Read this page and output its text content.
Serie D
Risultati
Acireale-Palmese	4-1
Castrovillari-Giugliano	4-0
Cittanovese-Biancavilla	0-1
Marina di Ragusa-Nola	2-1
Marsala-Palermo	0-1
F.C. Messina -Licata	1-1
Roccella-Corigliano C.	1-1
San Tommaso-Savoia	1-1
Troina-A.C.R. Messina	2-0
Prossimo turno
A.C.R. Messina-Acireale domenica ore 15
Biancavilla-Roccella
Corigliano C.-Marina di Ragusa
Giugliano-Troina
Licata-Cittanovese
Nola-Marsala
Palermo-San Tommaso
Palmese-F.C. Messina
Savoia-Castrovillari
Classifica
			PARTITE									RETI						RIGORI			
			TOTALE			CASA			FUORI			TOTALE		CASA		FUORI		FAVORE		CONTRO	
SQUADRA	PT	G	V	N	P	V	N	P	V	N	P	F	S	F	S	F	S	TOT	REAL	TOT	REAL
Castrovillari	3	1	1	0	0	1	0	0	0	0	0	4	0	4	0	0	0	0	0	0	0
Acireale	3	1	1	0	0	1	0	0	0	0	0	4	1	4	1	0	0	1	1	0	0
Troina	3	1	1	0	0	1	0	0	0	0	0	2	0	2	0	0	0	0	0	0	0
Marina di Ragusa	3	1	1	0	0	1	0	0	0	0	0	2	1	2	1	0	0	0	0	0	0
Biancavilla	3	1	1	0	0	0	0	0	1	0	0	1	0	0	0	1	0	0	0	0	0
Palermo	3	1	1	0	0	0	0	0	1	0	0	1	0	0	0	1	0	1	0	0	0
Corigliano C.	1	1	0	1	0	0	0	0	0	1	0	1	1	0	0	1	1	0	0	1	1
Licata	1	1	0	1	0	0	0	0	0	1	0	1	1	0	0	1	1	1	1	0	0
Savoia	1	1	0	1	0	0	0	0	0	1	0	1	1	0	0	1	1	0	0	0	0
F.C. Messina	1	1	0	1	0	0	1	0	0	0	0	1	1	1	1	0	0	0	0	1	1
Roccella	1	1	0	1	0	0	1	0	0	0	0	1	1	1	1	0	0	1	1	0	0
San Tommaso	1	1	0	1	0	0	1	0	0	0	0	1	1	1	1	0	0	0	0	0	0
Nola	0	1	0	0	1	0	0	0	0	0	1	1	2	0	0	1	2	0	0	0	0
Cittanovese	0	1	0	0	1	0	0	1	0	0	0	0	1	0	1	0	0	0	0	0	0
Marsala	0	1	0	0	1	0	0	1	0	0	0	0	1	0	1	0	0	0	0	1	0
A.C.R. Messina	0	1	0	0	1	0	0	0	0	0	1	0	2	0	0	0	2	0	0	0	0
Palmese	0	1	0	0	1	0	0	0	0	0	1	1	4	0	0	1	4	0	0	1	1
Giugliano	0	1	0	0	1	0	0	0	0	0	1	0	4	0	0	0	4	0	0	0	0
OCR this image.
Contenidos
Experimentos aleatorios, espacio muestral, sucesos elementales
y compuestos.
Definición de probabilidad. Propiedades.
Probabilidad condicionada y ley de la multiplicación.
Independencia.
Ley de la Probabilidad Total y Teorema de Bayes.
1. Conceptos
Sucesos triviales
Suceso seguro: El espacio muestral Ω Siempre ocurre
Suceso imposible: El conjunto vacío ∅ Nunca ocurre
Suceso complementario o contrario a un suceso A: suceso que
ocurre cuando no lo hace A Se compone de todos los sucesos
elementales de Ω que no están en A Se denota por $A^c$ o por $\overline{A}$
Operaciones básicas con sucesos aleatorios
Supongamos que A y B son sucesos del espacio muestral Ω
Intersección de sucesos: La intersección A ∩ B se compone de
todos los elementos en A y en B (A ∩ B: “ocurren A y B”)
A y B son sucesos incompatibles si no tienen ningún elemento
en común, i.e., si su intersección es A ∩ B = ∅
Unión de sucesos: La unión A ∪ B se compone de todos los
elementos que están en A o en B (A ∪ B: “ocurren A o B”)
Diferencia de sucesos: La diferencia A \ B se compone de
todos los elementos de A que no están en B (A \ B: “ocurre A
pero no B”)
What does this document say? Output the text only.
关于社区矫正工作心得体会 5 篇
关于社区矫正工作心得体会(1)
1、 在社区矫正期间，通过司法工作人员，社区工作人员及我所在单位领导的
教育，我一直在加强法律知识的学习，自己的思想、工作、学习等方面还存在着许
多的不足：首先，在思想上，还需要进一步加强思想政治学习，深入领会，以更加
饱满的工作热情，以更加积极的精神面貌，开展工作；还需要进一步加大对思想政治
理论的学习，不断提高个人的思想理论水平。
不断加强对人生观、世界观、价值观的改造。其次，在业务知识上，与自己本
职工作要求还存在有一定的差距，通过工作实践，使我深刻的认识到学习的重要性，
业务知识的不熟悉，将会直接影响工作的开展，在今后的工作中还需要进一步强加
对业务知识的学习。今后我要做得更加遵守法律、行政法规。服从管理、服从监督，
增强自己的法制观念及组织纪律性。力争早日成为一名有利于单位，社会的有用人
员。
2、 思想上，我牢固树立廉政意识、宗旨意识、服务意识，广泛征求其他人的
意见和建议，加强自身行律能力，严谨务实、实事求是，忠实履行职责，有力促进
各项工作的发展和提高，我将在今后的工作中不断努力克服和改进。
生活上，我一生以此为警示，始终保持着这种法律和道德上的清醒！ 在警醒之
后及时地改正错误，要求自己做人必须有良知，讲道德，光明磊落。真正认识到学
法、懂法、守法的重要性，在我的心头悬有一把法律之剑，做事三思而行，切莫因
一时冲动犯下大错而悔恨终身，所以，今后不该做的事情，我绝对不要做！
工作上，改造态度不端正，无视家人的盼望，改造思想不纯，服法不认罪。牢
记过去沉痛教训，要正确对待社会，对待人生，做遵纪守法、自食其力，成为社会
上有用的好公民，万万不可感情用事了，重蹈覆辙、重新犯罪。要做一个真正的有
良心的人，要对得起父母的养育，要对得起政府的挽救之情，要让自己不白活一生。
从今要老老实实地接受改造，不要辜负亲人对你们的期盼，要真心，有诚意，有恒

» **PROBLEM DESCRIPTION**
All lines from the one that contains "What does this" through the end of the material are to be quoted exactly, with both ends included.

» **RESULT OF THE TASK**
What does this document say? Output the text only.
关于社区矫正工作心得体会 5 篇
关于社区矫正工作心得体会(1)
1、 在社区矫正期间，通过司法工作人员，社区工作人员及我所在单位领导的
教育，我一直在加强法律知识的学习，自己的思想、工作、学习等方面还存在着许
多的不足：首先，在思想上，还需要进一步加强思想政治学习，深入领会，以更加
饱满的工作热情，以更加积极的精神面貌，开展工作；还需要进一步加大对思想政治
理论的学习，不断提高个人的思想理论水平。
不断加强对人生观、世界观、价值观的改造。其次，在业务知识上，与自己本
职工作要求还存在有一定的差距，通过工作实践，使我深刻的认识到学习的重要性，
业务知识的不熟悉，将会直接影响工作的开展，在今后的工作中还需要进一步强加
对业务知识的学习。今后我要做得更加遵守法律、行政法规。服从管理、服从监督，
增强自己的法制观念及组织纪律性。力争早日成为一名有利于单位，社会的有用人
员。
2、 思想上，我牢固树立廉政意识、宗旨意识、服务意识，广泛征求其他人的
意见和建议，加强自身行律能力，严谨务实、实事求是，忠实履行职责，有力促进
各项工作的发展和提高，我将在今后的工作中不断努力克服和改进。
生活上，我一生以此为警示，始终保持着这种法律和道德上的清醒！ 在警醒之
后及时地改正错误，要求自己做人必须有良知，讲道德，光明磊落。真正认识到学
法、懂法、守法的重要性，在我的心头悬有一把法律之剑，做事三思而行，切莫因
一时冲动犯下大错而悔恨终身，所以，今后不该做的事情，我绝对不要做！
工作上，改造态度不端正，无视家人的盼望，改造思想不纯，服法不认罪。牢
记过去沉痛教训，要正确对待社会，对待人生，做遵纪守法、自食其力，成为社会
上有用的好公民，万万不可感情用事了，重蹈覆辙、重新犯罪。要做一个真正的有
良心的人，要对得起父母的养育，要对得起政府的挽救之情，要让自己不白活一生。
从今要老老实实地接受改造，不要辜负亲人对你们的期盼，要真心，有诚意，有恒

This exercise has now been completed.